Show every line in the records below that contains the word "конституционным".

## START

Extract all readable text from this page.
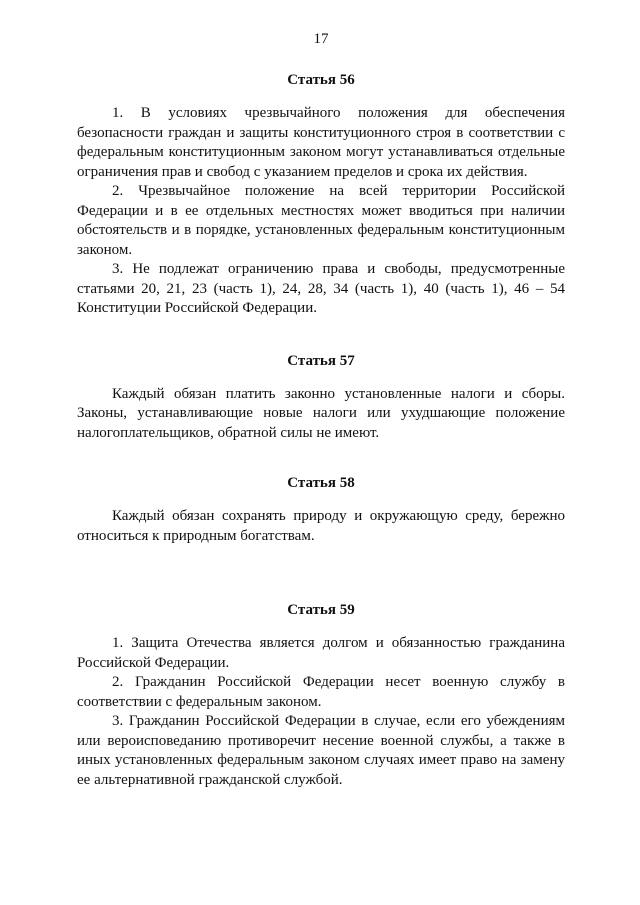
17
Статья 56

1. В условиях чрезвычайного положения для обеспечения безопасности граждан и защиты конституционного строя в соответствии с федеральным конституционным законом могут устанавливаться отдельные ограничения прав и свобод с указанием пределов и срока их действия.

2. Чрезвычайное положение на всей территории Российской Федерации и в ее отдельных местностях может вводиться при наличии обстоятельств и в порядке, установленных федеральным конституционным законом.

3. Не подлежат ограничению права и свободы, предусмотренные статьями 20, 21, 23 (часть 1), 24, 28, 34 (часть 1), 40 (часть 1), 46 – 54 Конституции Российской Федерации.

Статья 57

Каждый обязан платить законно установленные налоги и сборы. Законы, устанавливающие новые налоги или ухудшающие положение налогоплательщиков, обратной силы не имеют.

Статья 58

Каждый обязан сохранять природу и окружающую среду, бережно относиться к природным богатствам.

Статья 59

1. Защита Отечества является долгом и обязанностью гражданина Российской Федерации.

2. Гражданин Российской Федерации несет военную службу в соответствии с федеральным законом.

3. Гражданин Российской Федерации в случае, если его убеждениям или вероисповеданию противоречит несение военной службы, а также в иных установленных федеральным законом случаях имеет право на замену ее альтернативной гражданской службой.
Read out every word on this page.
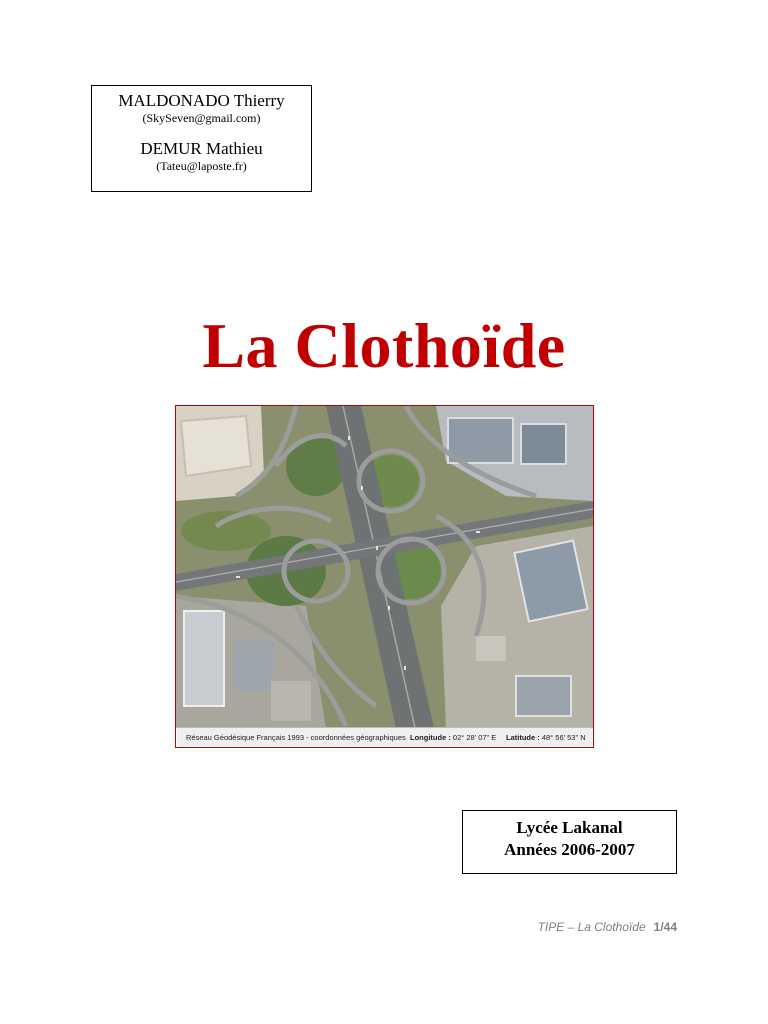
MALDONADO Thierry
(SkySeven@gmail.com)
DEMUR Mathieu
(Tateu@laposte.fr)
La Clothoïde
Réseau Géodésique Français 1993 - coordonnées géographiques Longitude : 02° 28' 07" E	Latitude : 48° 56' 53" N
Lycée Lakanal
Années 2006-2007
TIPE – La Clothoïde 1/44
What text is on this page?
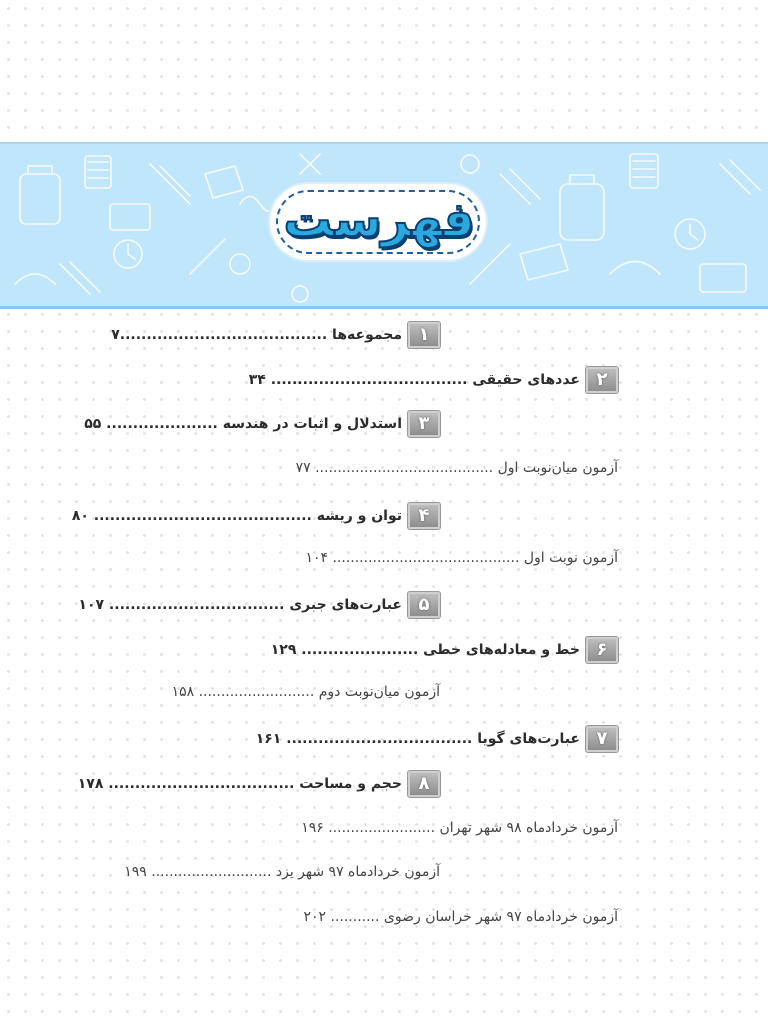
فهرست
۱
مجموعه‌ها .......................................۷
۲
عددهای حقیقی ..................................... ۳۴
۳
استدلال و اثبات در هندسه ..................... ۵۵
آزمون میان‌نوبت اول ........................................ ۷۷
۴
توان و ریشه ......................................... ۸۰
آزمون نوبت اول .......................................... ۱۰۴
۵
عبارت‌های جبری ................................. ۱۰۷
۶
خط و معادله‌های خطی ...................... ۱۲۹
آزمون میان‌نوبت دوم .......................... ۱۵۸
۷
عبارت‌های گویا ................................... ۱۶۱
۸
حجم و مساحت ................................... ۱۷۸
آزمون خردادماه ۹۸ شهر تهران ........................ ۱۹۶
آزمون خردادماه ۹۷ شهر یزد ........................... ۱۹۹
آزمون خردادماه ۹۷ شهر خراسان رضوی ........... ۲۰۲
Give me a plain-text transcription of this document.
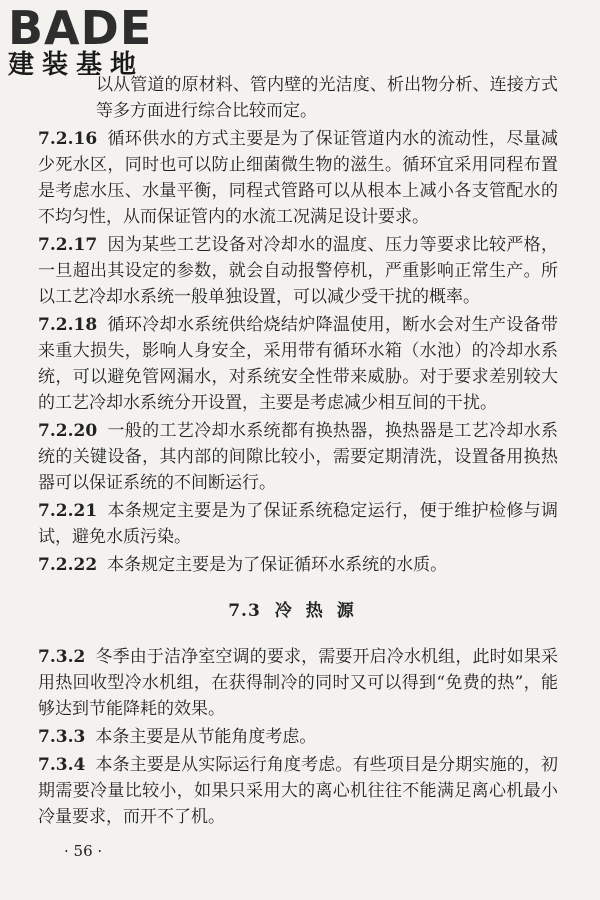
BADE
建装基地

以从管道的原材料、管内壁的光洁度、析出物分析、连接方式等多方面进行综合比较而定。

7.2.16 循环供水的方式主要是为了保证管道内水的流动性，尽量减少死水区，同时也可以防止细菌微生物的滋生。循环宜采用同程布置是考虑水压、水量平衡，同程式管路可以从根本上减小各支管配水的不均匀性，从而保证管内的水流工况满足设计要求。

7.2.17 因为某些工艺设备对冷却水的温度、压力等要求比较严格，一旦超出其设定的参数，就会自动报警停机，严重影响正常生产。所以工艺冷却水系统一般单独设置，可以减少受干扰的概率。

7.2.18 循环冷却水系统供给烧结炉降温使用，断水会对生产设备带来重大损失，影响人身安全，采用带有循环水箱（水池）的冷却水系统，可以避免管网漏水，对系统安全性带来威胁。对于要求差别较大的工艺冷却水系统分开设置，主要是考虑减少相互间的干扰。

7.2.20 一般的工艺冷却水系统都有换热器，换热器是工艺冷却水系统的关键设备，其内部的间隙比较小，需要定期清洗，设置备用换热器可以保证系统的不间断运行。

7.2.21 本条规定主要是为了保证系统稳定运行，便于维护检修与调试，避免水质污染。

7.2.22 本条规定主要是为了保证循环水系统的水质。

7.3 冷热源

7.3.2 冬季由于洁净室空调的要求，需要开启冷水机组，此时如果采用热回收型冷水机组，在获得制冷的同时又可以得到“免费的热”，能够达到节能降耗的效果。

7.3.3 本条主要是从节能角度考虑。

7.3.4 本条主要是从实际运行角度考虑。有些项目是分期实施的，初期需要冷量比较小，如果只采用大的离心机往往不能满足离心机最小冷量要求，而开不了机。

· 56 ·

## END

* **WORKED ANSWER**
1. В условиях чрезвычайного положения для обеспечения безопасности граждан и защиты конституционного строя в соответствии с федеральным конституционным законом могут устанавливаться отдельные ограничения прав и свобод с указанием пределов и срока их действия.
2. Чрезвычайное положение на всей территории Российской Федерации и в ее отдельных местностях может вводиться при наличии обстоятельств и в порядке, установленных федеральным конституционным законом.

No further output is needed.